- What you should do
Restate each of the lines below word for word and drop every picture.
** begin **
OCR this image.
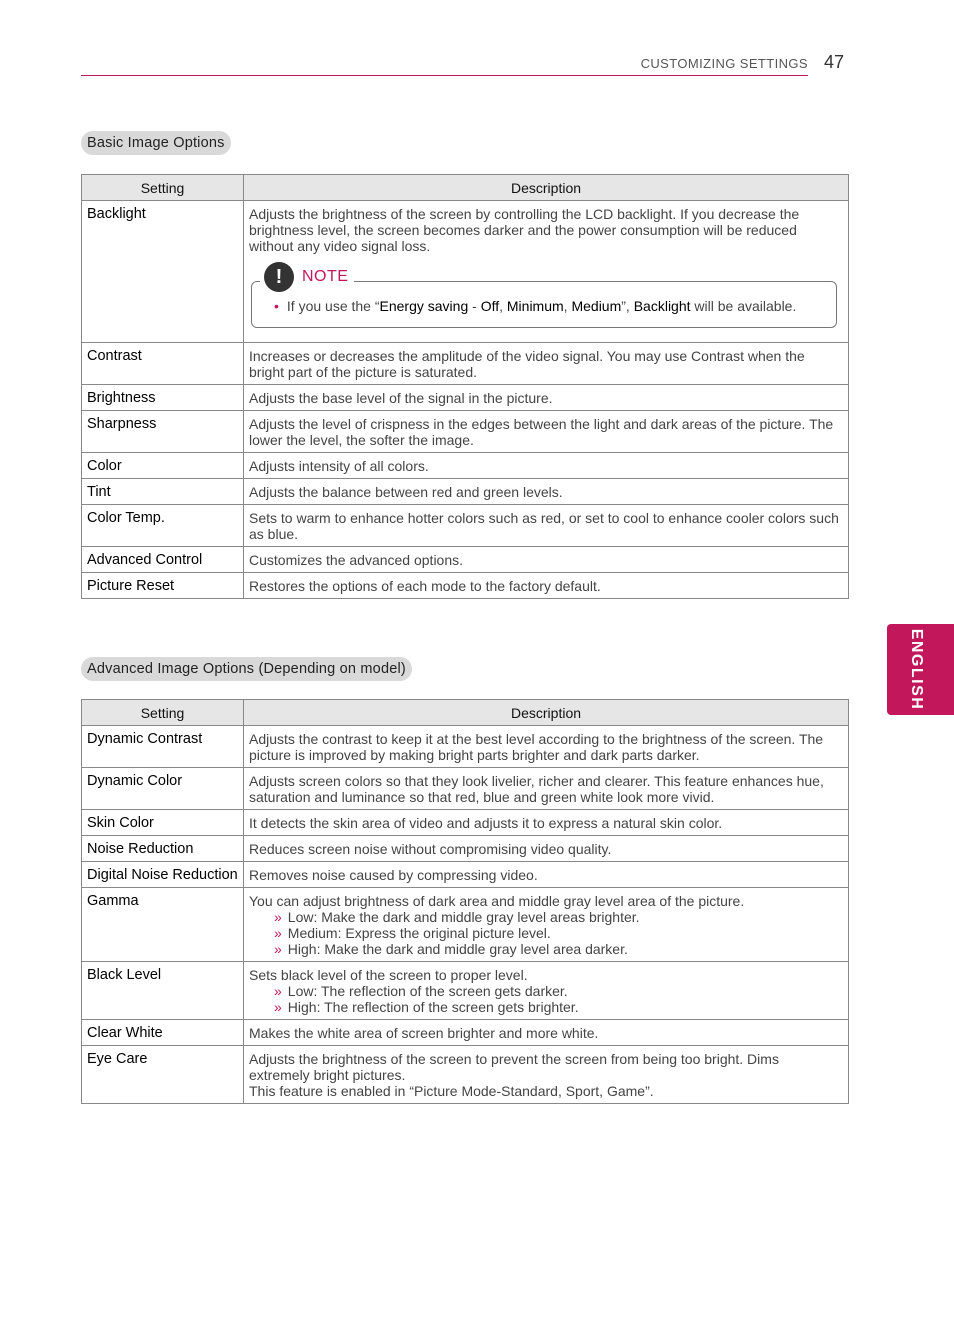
CUSTOMIZING SETTINGS 47
Basic Image Options
Setting	Description
Backlight	Adjusts the brightness of the screen by controlling the LCD backlight. If you decrease the brightness level, the screen becomes darker and the power consumption will be reduced without any video signal loss.
! NOTE
• If you use the “Energy saving - Off, Minimum, Medium”, Backlight will be available.

Contrast	Increases or decreases the amplitude of the video signal. You may use Contrast when the bright part of the picture is saturated.
Brightness	Adjusts the base level of the signal in the picture.
Sharpness	Adjusts the level of crispness in the edges between the light and dark areas of the picture. The lower the level, the softer the image.
Color	Adjusts intensity of all colors.
Tint	Adjusts the balance between red and green levels.
Color Temp.	Sets to warm to enhance hotter colors such as red, or set to cool to enhance cooler colors such as blue.
Advanced Control	Customizes the advanced options.
Picture Reset	Restores the options of each mode to the factory default.
Advanced Image Options (Depending on model)
Setting	Description
Dynamic Contrast	Adjusts the contrast to keep it at the best level according to the brightness of the screen. The picture is improved by making bright parts brighter and dark parts darker.
Dynamic Color	Adjusts screen colors so that they look livelier, richer and clearer. This feature enhances hue, saturation and luminance so that red, blue and green white look more vivid.
Skin Color	It detects the skin area of video and adjusts it to express a natural skin color.
Noise Reduction	Reduces screen noise without compromising video quality.
Digital Noise Reduction	Removes noise caused by compressing video.
Gamma	You can adjust brightness of dark area and middle gray level area of the picture.
» Low: Make the dark and middle gray level areas brighter.
» Medium: Express the original picture level.
» High: Make the dark and middle gray level area darker.

Black Level	Sets black level of the screen to proper level.
» Low: The reflection of the screen gets darker.
» High: The reflection of the screen gets brighter.

Clear White	Makes the white area of screen brighter and more white.
Eye Care	Adjusts the brightness of the screen to prevent the screen from being too bright. Dims extremely bright pictures.
This feature is enabled in “Picture Mode-Standard, Sport, Game”.
ENGLISH
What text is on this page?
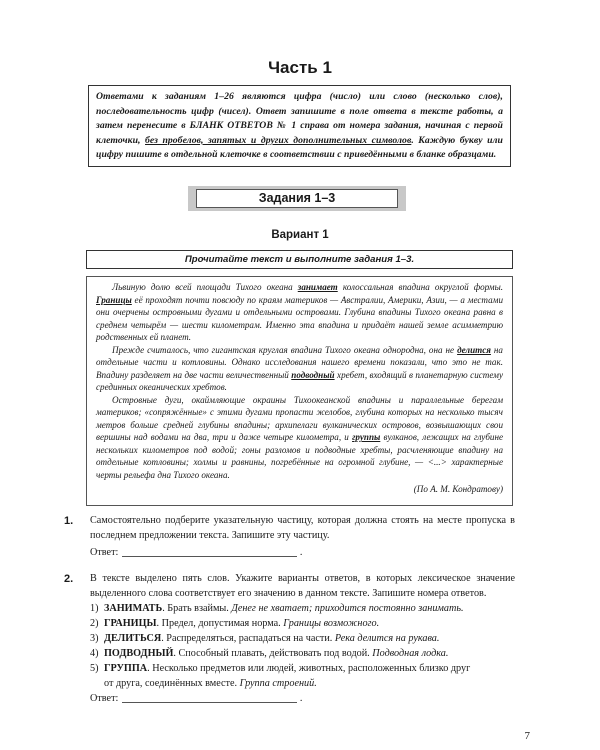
Часть 1
Ответами к заданиям 1–26 являются цифра (число) или слово (несколько слов), последовательность цифр (чисел). Ответ запишите в поле ответа в тексте работы, а затем перенесите в БЛАНК ОТВЕТОВ № 1 справа от номера задания, начиная с первой клеточки, без пробелов, запятых и других дополнительных символов. Каждую букву или цифру пишите в отдельной клеточке в соответствии с приведёнными в бланке образцами.
Задания 1–3
Вариант 1
Прочитайте текст и выполните задания 1–3.

Львиную долю всей площади Тихого океана занимает колоссальная впадина округлой формы. Границы её проходят почти повсюду по краям материков — Австралии, Америки, Азии, — а местами они очерчены островными дугами и отдельными островами. Глубина впадины Тихого океана равна в среднем четырём — шести километрам. Именно эта впадина и придаёт нашей земле асимметрию родственных ей планет.

Прежде считалось, что гигантская круглая впадина Тихого океана однородна, она не делится на отдельные части и котловины. Однако исследования нашего времени показали, что это не так. Впадину разделяет на две части величественный подводный хребет, входящий в планетарную систему срединных океанических хребтов.

Островные дуги, окаймляющие окраины Тихоокеанской впадины и параллельные берегам материков; «сопряжённые» с этими дугами пропасти желобов, глубина которых на несколько тысяч метров больше средней глубины впадины; архипелаги вулканических островов, возвышающих свои вершины над водами на два, три и даже четыре километра, и группы вулканов, лежащих на глубине нескольких километров под водой; гоны разломов и подводные хребты, расчленяющие впадину на отдельные котловины; холмы и равнины, погребённые на огромной глубине, — <...> характерные черты рельефа дна Тихого океана.

(По А. М. Кондратову)
1. Самостоятельно подберите указательную частицу, которая должна стоять на месте пропуска в последнем предложении текста. Запишите эту частицу.
Ответ:	.
2. В тексте выделено пять слов. Укажите варианты ответов, в которых лексическое значение выделенного слова соответствует его значению в данном тексте. Запишите номера ответов.
1) ЗАНИМАТЬ. Брать взаймы. Денег не хватает; приходится постоянно занимать.
2) ГРАНИЦЫ. Предел, допустимая норма. Границы возможного.
3) ДЕЛИТЬСЯ. Распределяться, распадаться на части. Река делится на рукава.
4) ПОДВОДНЫЙ. Способный плавать, действовать под водой. Подводная лодка.
5) ГРУППА. Несколько предметов или людей, животных, расположенных близко друг
от друга, соединённых вместе. Группа строений.
Ответ:	.
7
** end **
- Expected answer
OCR this image.
CUSTOMIZING SETTINGS 47
Basic Image Options
Setting	Description
Backlight	Adjusts the brightness of the screen by controlling the LCD backlight. If you decrease the brightness level, the screen becomes darker and the power consumption will be reduced without any video signal loss.
! NOTE
• If you use the “Energy saving - Off, Minimum, Medium”, Backlight will be available.

Contrast	Increases or decreases the amplitude of the video signal. You may use Contrast when the bright part of the picture is saturated.
Brightness	Adjusts the base level of the signal in the picture.
Sharpness	Adjusts the level of crispness in the edges between the light and dark areas of the picture. The lower the level, the softer the image.
Color	Adjusts intensity of all colors.
Tint	Adjusts the balance between red and green levels.
Color Temp.	Sets to warm to enhance hotter colors such as red, or set to cool to enhance cooler colors such as blue.
Advanced Control	Customizes the advanced options.
Picture Reset	Restores the options of each mode to the factory default.
Advanced Image Options (Depending on model)
Setting	Description
Dynamic Contrast	Adjusts the contrast to keep it at the best level according to the brightness of the screen. The picture is improved by making bright parts brighter and dark parts darker.
Dynamic Color	Adjusts screen colors so that they look livelier, richer and clearer. This feature enhances hue, saturation and luminance so that red, blue and green white look more vivid.
Skin Color	It detects the skin area of video and adjusts it to express a natural skin color.
Noise Reduction	Reduces screen noise without compromising video quality.
Digital Noise Reduction	Removes noise caused by compressing video.
Gamma	You can adjust brightness of dark area and middle gray level area of the picture.
» Low: Make the dark and middle gray level areas brighter.
» Medium: Express the original picture level.
» High: Make the dark and middle gray level area darker.

Black Level	Sets black level of the screen to proper level.
» Low: The reflection of the screen gets darker.
» High: The reflection of the screen gets brighter.

Clear White	Makes the white area of screen brighter and more white.
Eye Care	Adjusts the brightness of the screen to prevent the screen from being too bright. Dims extremely bright pictures.
This feature is enabled in “Picture Mode-Standard, Sport, Game”.
ENGLISH
What text is on this page?
Часть 1
Ответами к заданиям 1–26 являются цифра (число) или слово (несколько слов), последовательность цифр (чисел). Ответ запишите в поле ответа в тексте работы, а затем перенесите в БЛАНК ОТВЕТОВ № 1 справа от номера задания, начиная с первой клеточки, без пробелов, запятых и других дополнительных символов. Каждую букву или цифру пишите в отдельной клеточке в соответствии с приведёнными в бланке образцами.
Задания 1–3
Вариант 1
Прочитайте текст и выполните задания 1–3.

Львиную долю всей площади Тихого океана занимает колоссальная впадина округлой формы. Границы её проходят почти повсюду по краям материков — Австралии, Америки, Азии, — а местами они очерчены островными дугами и отдельными островами. Глубина впадины Тихого океана равна в среднем четырём — шести километрам. Именно эта впадина и придаёт нашей земле асимметрию родственных ей планет.

Прежде считалось, что гигантская круглая впадина Тихого океана однородна, она не делится на отдельные части и котловины. Однако исследования нашего времени показали, что это не так. Впадину разделяет на две части величественный подводный хребет, входящий в планетарную систему срединных океанических хребтов.

Островные дуги, окаймляющие окраины Тихоокеанской впадины и параллельные берегам материков; «сопряжённые» с этими дугами пропасти желобов, глубина которых на несколько тысяч метров больше средней глубины впадины; архипелаги вулканических островов, возвышающих свои вершины над водами на два, три и даже четыре километра, и группы вулканов, лежащих на глубине нескольких километров под водой; гоны разломов и подводные хребты, расчленяющие впадину на отдельные котловины; холмы и равнины, погребённые на огромной глубине, — <...> характерные черты рельефа дна Тихого океана.

(По А. М. Кондратову)
1. Самостоятельно подберите указательную частицу, которая должна стоять на месте пропуска в последнем предложении текста. Запишите эту частицу.
Ответ:	.
2. В тексте выделено пять слов. Укажите варианты ответов, в которых лексическое значение выделенного слова соответствует его значению в данном тексте. Запишите номера ответов.
1) ЗАНИМАТЬ. Брать взаймы. Денег не хватает; приходится постоянно занимать.
2) ГРАНИЦЫ. Предел, допустимая норма. Границы возможного.
3) ДЕЛИТЬСЯ. Распределяться, распадаться на части. Река делится на рукава.
4) ПОДВОДНЫЙ. Способный плавать, действовать под водой. Подводная лодка.
5) ГРУППА. Несколько предметов или людей, животных, расположенных близко друг
от друга, соединённых вместе. Группа строений.
Ответ:	.
7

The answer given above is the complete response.